Write out all entries word for word.
============
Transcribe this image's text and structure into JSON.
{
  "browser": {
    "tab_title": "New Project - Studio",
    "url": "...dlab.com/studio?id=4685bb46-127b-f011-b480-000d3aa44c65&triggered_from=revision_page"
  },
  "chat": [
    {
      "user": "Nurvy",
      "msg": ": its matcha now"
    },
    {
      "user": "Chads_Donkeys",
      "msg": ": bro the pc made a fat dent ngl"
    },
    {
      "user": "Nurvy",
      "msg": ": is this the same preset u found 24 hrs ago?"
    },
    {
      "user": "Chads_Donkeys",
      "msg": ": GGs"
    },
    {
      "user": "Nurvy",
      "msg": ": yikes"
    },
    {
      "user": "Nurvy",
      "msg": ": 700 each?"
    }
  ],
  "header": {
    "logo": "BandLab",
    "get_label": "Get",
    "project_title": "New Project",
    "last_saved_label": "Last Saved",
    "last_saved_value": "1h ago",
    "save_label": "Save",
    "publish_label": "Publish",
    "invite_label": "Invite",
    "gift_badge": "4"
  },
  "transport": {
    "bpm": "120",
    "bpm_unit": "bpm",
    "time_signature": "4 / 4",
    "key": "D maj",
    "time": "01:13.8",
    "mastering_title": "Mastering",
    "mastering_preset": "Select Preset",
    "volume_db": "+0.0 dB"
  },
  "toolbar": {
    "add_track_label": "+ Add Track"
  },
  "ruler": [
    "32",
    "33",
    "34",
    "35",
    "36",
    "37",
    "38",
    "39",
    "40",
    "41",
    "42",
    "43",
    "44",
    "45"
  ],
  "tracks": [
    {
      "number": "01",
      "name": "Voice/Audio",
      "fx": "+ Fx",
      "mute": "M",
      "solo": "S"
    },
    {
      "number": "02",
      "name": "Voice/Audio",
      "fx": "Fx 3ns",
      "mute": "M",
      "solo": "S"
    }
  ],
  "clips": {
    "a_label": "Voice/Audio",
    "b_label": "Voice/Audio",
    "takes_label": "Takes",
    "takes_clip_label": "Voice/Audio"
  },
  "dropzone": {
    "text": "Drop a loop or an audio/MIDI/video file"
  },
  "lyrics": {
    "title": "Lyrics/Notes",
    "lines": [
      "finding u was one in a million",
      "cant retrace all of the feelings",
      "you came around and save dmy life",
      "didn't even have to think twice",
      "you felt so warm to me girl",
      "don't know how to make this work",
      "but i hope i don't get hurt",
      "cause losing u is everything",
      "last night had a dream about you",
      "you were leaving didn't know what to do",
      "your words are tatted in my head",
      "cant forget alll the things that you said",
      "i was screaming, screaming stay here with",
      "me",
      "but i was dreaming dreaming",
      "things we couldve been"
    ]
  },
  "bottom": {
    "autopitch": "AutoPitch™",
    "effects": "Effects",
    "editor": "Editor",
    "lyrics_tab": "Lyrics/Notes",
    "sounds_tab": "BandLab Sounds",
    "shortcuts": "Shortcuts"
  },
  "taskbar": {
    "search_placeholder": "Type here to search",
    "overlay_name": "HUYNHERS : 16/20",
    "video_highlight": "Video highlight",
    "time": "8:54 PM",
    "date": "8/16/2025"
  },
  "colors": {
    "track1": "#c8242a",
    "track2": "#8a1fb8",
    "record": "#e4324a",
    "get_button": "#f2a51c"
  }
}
============
▸ **SOLVED EXERCISE**
Transcribe this image's text and structure into JSON.
{
  "browser": {
    "tab_title": "New Project - Studio",
    "url": "...dlab.com/studio?id=4685bb46-127b-f011-b480-000d3aa44c65&triggered_from=revision_page"
  },
  "chat": [
    {
      "user": "Nurvy",
      "msg": ": its matcha now"
    },
    {
      "user": "Chads_Donkeys",
      "msg": ": bro the pc made a fat dent ngl"
    },
    {
      "user": "Nurvy",
      "msg": ": is this the same preset u found 24 hrs ago?"
    },
    {
      "user": "Chads_Donkeys",
      "msg": ": GGs"
    },
    {
      "user": "Nurvy",
      "msg": ": yikes"
    },
    {
      "user": "Nurvy",
      "msg": ": 700 each?"
    }
  ],
  "header": {
    "logo": "BandLab",
    "get_label": "Get",
    "project_title": "New Project",
    "last_saved_label": "Last Saved",
    "last_saved_value": "1h ago",
    "save_label": "Save",
    "publish_label": "Publish",
    "invite_label": "Invite",
    "gift_badge": "4"
  },
  "transport": {
    "bpm": "120",
    "bpm_unit": "bpm",
    "time_signature": "4 / 4",
    "key": "D maj",
    "time": "01:13.8",
    "mastering_title": "Mastering",
    "mastering_preset": "Select Preset",
    "volume_db": "+0.0 dB"
  },
  "toolbar": {
    "add_track_label": "+ Add Track"
  },
  "ruler": [
    "32",
    "33",
    "34",
    "35",
    "36",
    "37",
    "38",
    "39",
    "40",
    "41",
    "42",
    "43",
    "44",
    "45"
  ],
  "tracks": [
    {
      "number": "01",
      "name": "Voice/Audio",
      "fx": "+ Fx",
      "mute": "M",
      "solo": "S"
    },
    {
      "number": "02",
      "name": "Voice/Audio",
      "fx": "Fx 3ns",
      "mute": "M",
      "solo": "S"
    }
  ],
  "clips": {
    "a_label": "Voice/Audio",
    "b_label": "Voice/Audio",
    "takes_label": "Takes",
    "takes_clip_label": "Voice/Audio"
  },
  "dropzone": {
    "text": "Drop a loop or an audio/MIDI/video file"
  },
  "lyrics": {
    "title": "Lyrics/Notes",
    "lines": [
      "finding u was one in a million",
      "cant retrace all of the feelings",
      "you came around and save dmy life",
      "didn't even have to think twice",
      "you felt so warm to me girl",
      "don't know how to make this work",
      "but i hope i don't get hurt",
      "cause losing u is everything",
      "last night had a dream about you",
      "you were leaving didn't know what to do",
      "your words are tatted in my head",
      "cant forget alll the things that you said",
      "i was screaming, screaming stay here with",
      "me",
      "but i was dreaming dreaming",
      "things we couldve been"
    ]
  },
  "bottom": {
    "autopitch": "AutoPitch™",
    "effects": "Effects",
    "editor": "Editor",
    "lyrics_tab": "Lyrics/Notes",
    "sounds_tab": "BandLab Sounds",
    "shortcuts": "Shortcuts"
  },
  "taskbar": {
    "search_placeholder": "Type here to search",
    "overlay_name": "HUYNHERS : 16/20",
    "video_highlight": "Video highlight",
    "time": "8:54 PM",
    "date": "8/16/2025"
  },
  "colors": {
    "track1": "#c8242a",
    "track2": "#8a1fb8",
    "record": "#e4324a",
    "get_button": "#f2a51c"
  }
}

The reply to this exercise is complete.